Start of Supplied information

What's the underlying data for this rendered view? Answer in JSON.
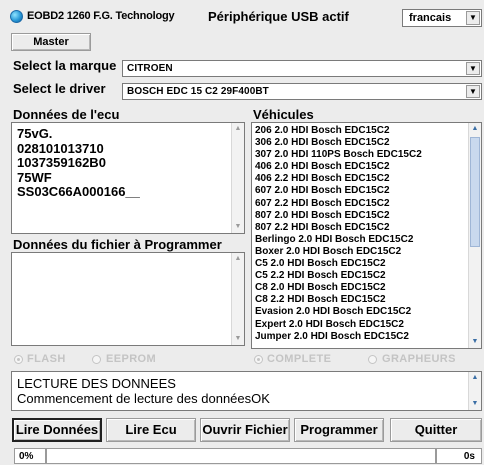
{
  "header": {
    "app_title": "EOBD2 1260 F.G. Technology",
    "usb_status": "Périphérique USB actif",
    "language": "francais",
    "master_label": "Master"
  },
  "selectors": {
    "marque_label": "Select la marque",
    "marque_value": "CITROEN",
    "driver_label": "Select le driver",
    "driver_value": "BOSCH EDC 15 C2 29F400BT"
  },
  "ecu": {
    "title": "Données de l'ecu",
    "lines": [
      "75vG.",
      "028101013710",
      "1037359162B0",
      "75WF",
      "SS03C66A000166__"
    ]
  },
  "file": {
    "title": "Données du fichier à Programmer"
  },
  "vehicles": {
    "title": "Véhicules",
    "items": [
      "206 2.0 HDI Bosch EDC15C2",
      "306 2.0 HDI Bosch EDC15C2",
      "307 2.0 HDI 110PS Bosch EDC15C2",
      "406 2.0 HDI Bosch EDC15C2",
      "406 2.2 HDI Bosch EDC15C2",
      "607 2.0 HDI Bosch EDC15C2",
      "607 2.2 HDI Bosch EDC15C2",
      "807 2.0 HDI Bosch EDC15C2",
      "807 2.2 HDI Bosch EDC15C2",
      "Berlingo 2.0 HDI Bosch EDC15C2",
      "Boxer 2.0 HDI Bosch EDC15C2",
      "C5 2.0 HDI Bosch EDC15C2",
      "C5 2.2 HDI Bosch EDC15C2",
      "C8 2.0 HDI Bosch EDC15C2",
      "C8 2.2 HDI Bosch EDC15C2",
      "Evasion 2.0 HDI Bosch EDC15C2",
      "Expert 2.0 HDI Bosch EDC15C2",
      "Jumper 2.0 HDI Bosch EDC15C2"
    ]
  },
  "options": {
    "flash": "FLASH",
    "eeprom": "EEPROM",
    "complete": "COMPLETE",
    "grapheurs": "GRAPHEURS"
  },
  "log": {
    "lines": [
      "LECTURE DES DONNEES",
      "Commencement de lecture des donnéesOK"
    ]
  },
  "buttons": {
    "lire_donnees": "Lire Données",
    "lire_ecu": "Lire Ecu",
    "ouvrir_fichier": "Ouvrir Fichier",
    "programmer": "Programmer",
    "quitter": "Quitter"
  },
  "status": {
    "progress": "0%",
    "time": "0s"
  },
  "icons": {
    "app": "app-globe-icon",
    "dropdown": "chevron-down-icon",
    "scroll_up": "arrow-up-icon",
    "scroll_down": "arrow-down-icon"
  }
}
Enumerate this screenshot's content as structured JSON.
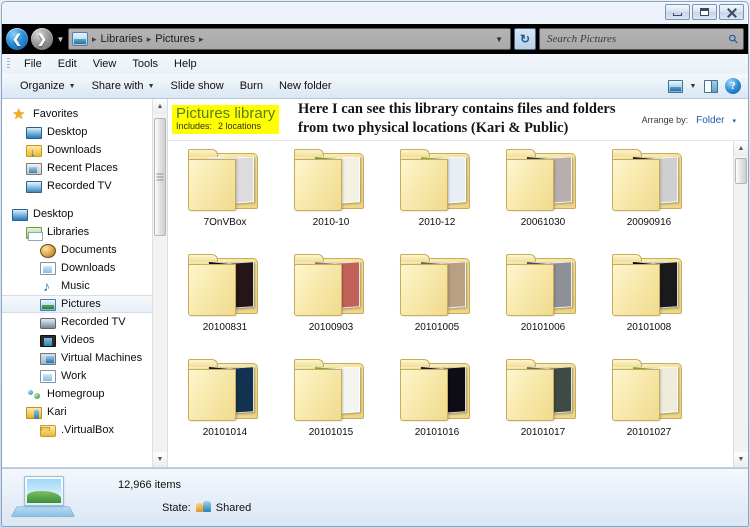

End of Supplied information

• **Short exercise**
Extract the text of all the records above verbatim, excluding pictures.

• **Output below**
What's the underlying data for this rendered view? Answer in JSON.
{
  "header": {
    "app_title": "EOBD2 1260 F.G. Technology",
    "usb_status": "Périphérique USB actif",
    "language": "francais",
    "master_label": "Master"
  },
  "selectors": {
    "marque_label": "Select la marque",
    "marque_value": "CITROEN",
    "driver_label": "Select le driver",
    "driver_value": "BOSCH EDC 15 C2 29F400BT"
  },
  "ecu": {
    "title": "Données de l'ecu",
    "lines": [
      "75vG.",
      "028101013710",
      "1037359162B0",
      "75WF",
      "SS03C66A000166__"
    ]
  },
  "file": {
    "title": "Données du fichier à Programmer"
  },
  "vehicles": {
    "title": "Véhicules",
    "items": [
      "206 2.0 HDI Bosch EDC15C2",
      "306 2.0 HDI Bosch EDC15C2",
      "307 2.0 HDI 110PS Bosch EDC15C2",
      "406 2.0 HDI Bosch EDC15C2",
      "406 2.2 HDI Bosch EDC15C2",
      "607 2.0 HDI Bosch EDC15C2",
      "607 2.2 HDI Bosch EDC15C2",
      "807 2.0 HDI Bosch EDC15C2",
      "807 2.2 HDI Bosch EDC15C2",
      "Berlingo 2.0 HDI Bosch EDC15C2",
      "Boxer 2.0 HDI Bosch EDC15C2",
      "C5 2.0 HDI Bosch EDC15C2",
      "C5 2.2 HDI Bosch EDC15C2",
      "C8 2.0 HDI Bosch EDC15C2",
      "C8 2.2 HDI Bosch EDC15C2",
      "Evasion 2.0 HDI Bosch EDC15C2",
      "Expert 2.0 HDI Bosch EDC15C2",
      "Jumper 2.0 HDI Bosch EDC15C2"
    ]
  },
  "options": {
    "flash": "FLASH",
    "eeprom": "EEPROM",
    "complete": "COMPLETE",
    "grapheurs": "GRAPHEURS"
  },
  "log": {
    "lines": [
      "LECTURE DES DONNEES",
      "Commencement de lecture des donnéesOK"
    ]
  },
  "buttons": {
    "lire_donnees": "Lire Données",
    "lire_ecu": "Lire Ecu",
    "ouvrir_fichier": "Ouvrir Fichier",
    "programmer": "Programmer",
    "quitter": "Quitter"
  },
  "status": {
    "progress": "0%",
    "time": "0s"
  },
  "icons": {
    "app": "app-globe-icon",
    "dropdown": "chevron-down-icon",
    "scroll_up": "arrow-up-icon",
    "scroll_down": "arrow-down-icon"
  }
}
Enumerate this screenshot's content as structured JSON.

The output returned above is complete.